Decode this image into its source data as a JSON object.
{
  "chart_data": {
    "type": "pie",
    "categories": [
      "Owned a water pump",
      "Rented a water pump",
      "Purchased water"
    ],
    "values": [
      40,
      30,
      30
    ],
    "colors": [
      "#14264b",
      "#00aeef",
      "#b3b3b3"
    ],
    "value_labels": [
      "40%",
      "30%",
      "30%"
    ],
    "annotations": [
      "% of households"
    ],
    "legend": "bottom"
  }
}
::::::
▶ **Problem description**
Extract all of the data above and output it character for character.

▶ **Output**
Decode this image into its source data as a JSON object.
{
  "chart_data": {
    "type": "pie",
    "categories": [
      "Owned a water pump",
      "Rented a water pump",
      "Purchased water"
    ],
    "values": [
      40,
      30,
      30
    ],
    "colors": [
      "#14264b",
      "#00aeef",
      "#b3b3b3"
    ],
    "value_labels": [
      "40%",
      "30%",
      "30%"
    ],
    "annotations": [
      "% of households"
    ],
    "legend": "bottom"
  }
}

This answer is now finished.